Stored records:
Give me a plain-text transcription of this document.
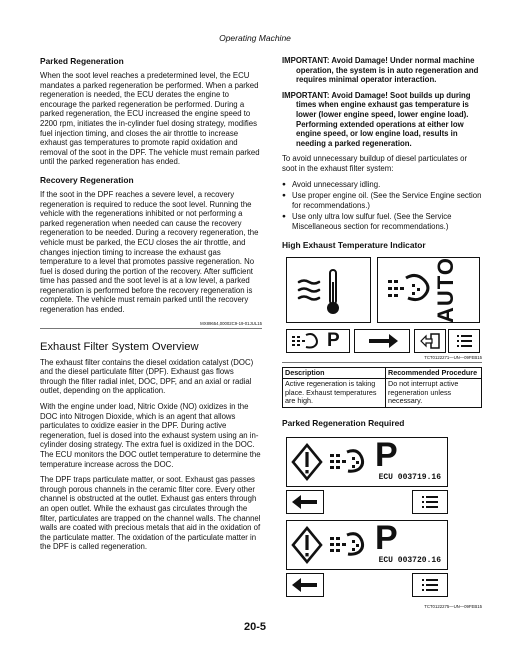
Operating Machine
Parked Regeneration

When the soot level reaches a predetermined level, the ECU mandates a parked regeneration be performed. When a parked regeneration is needed, the ECU derates the engine to encourage the parked regeneration be performed. During a parked regeneration, the ECU increased the engine speed to 2200 rpm, initiates the in-cylinder fuel dosing strategy, modifies fuel injection timing, and closes the air throttle to increase exhaust gas temperatures to promote rapid oxidation and removal of the soot in the DPF. The vehicle must remain parked until the parked regeneration has ended.

Recovery Regeneration

If the soot in the DPF reaches a severe level, a recovery regeneration is required to reduce the soot level. Running the vehicle with the regenerations inhibited or not performing a parked regeneration when needed can cause the recovery regeneration to be needed. During a recovery regeneration, the vehicle must be parked, the ECU closes the air throttle, and changes injection timing to increase the exhaust gas temperature to a level that promotes passive regeneration. No fuel is dosed during the portion of the recovery. After sufficient time has passed and the soot level is at a low level, a parked regeneration is performed before the recovery regeneration is complete. The vehicle must remain parked until the recovery regeneration has ended.

MX89654,00002C9-19-01JUL15
Exhaust Filter System Overview

The exhaust filter contains the diesel oxidation catalyst (DOC) and the diesel particulate filter (DPF). Exhaust gas flows through the filter radial inlet, DOC, DPF, and an axial or radial outlet, depending on the application.

With the engine under load, Nitric Oxide (NO) oxidizes in the DOC into Nitrogen Dioxide, which is an agent that allows particulates to oxidize easier in the DPF. During active regeneration, fuel is dosed into the exhaust system using an in-cylinder dosing strategy. The extra fuel is oxidized in the DOC. The ECU monitors the DOC outlet temperature to determine the temperature increase across the DOC.

The DPF traps particulate matter, or soot. Exhaust gas passes through porous channels in the ceramic filter core. Every other channel is obstructed at the outlet. Exhaust gas enters through an open outlet. While the exhaust gas circulates through the filter, particulates are trapped on the channel walls. The channel walls are coated with precious metals that aid in the oxidation of the particulate matter. The oxidation of the particulate matter in the DPF is called regeneration.

IMPORTANT: Avoid Damage! Under normal machine operation, the system is in auto regeneration and requires minimal operator interaction.
IMPORTANT: Avoid Damage! Soot builds up during times when engine exhaust gas temperature is lower (lower engine speed, lower engine load). Performing extended operations at either low engine speed, or low engine load, results in needing a parked regeneration.

To avoid unnecessary buildup of diesel particulates or soot in the exhaust filter system:

● Avoid unnecessary idling.
● Use proper engine oil. (See the Service Engine section for recommendations.)
● Use only ultra low sulfur fuel. (See the Service Miscellaneous section for recommendations.)
High Exhaust Temperature Indicator
AUTO
P
TCT0122271—UN—09FEB15
Description	Recommended Procedure
Active regeneration is taking place. Exhaust temperatures are high.	Do not interrupt active regeneration unless necessary.
Parked Regeneration Required
P
ECU 003719.16
P
ECU 003720.16
TCT0122275—UN—09FEB15
20-5
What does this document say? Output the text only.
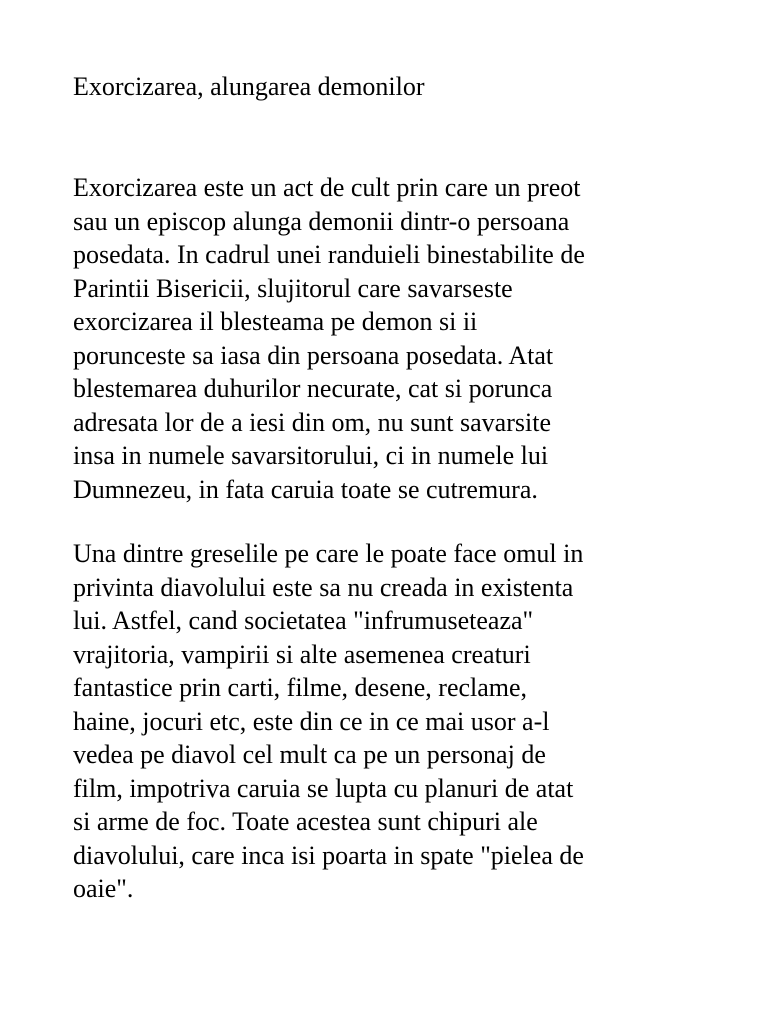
Exorcizarea, alungarea demonilor

Exorcizarea este un act de cult prin care un preot
sau un episcop alunga demonii dintr-o persoana
posedata. In cadrul unei randuieli binestabilite de
Parintii Bisericii, slujitorul care savarseste
exorcizarea il blesteama pe demon si ii
porunceste sa iasa din persoana posedata. Atat
blestemarea duhurilor necurate, cat si porunca
adresata lor de a iesi din om, nu sunt savarsite
insa in numele savarsitorului, ci in numele lui
Dumnezeu, in fata caruia toate se cutremura.

Una dintre greselile pe care le poate face omul in
privinta diavolului este sa nu creada in existenta
lui. Astfel, cand societatea "infrumuseteaza"
vrajitoria, vampirii si alte asemenea creaturi
fantastice prin carti, filme, desene, reclame,
haine, jocuri etc, este din ce in ce mai usor a-l
vedea pe diavol cel mult ca pe un personaj de
film, impotriva caruia se lupta cu planuri de atat
si arme de foc. Toate acestea sunt chipuri ale
diavolului, care inca isi poarta in spate "pielea de
oaie".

● PROBLEM REQUIREMENTS
Write out every line of the preceding listing that contains "diavolului".

● WRITTEN ANSWER
privinta diavolului este sa nu creada in existenta
diavolului, care inca isi poarta in spate "pielea de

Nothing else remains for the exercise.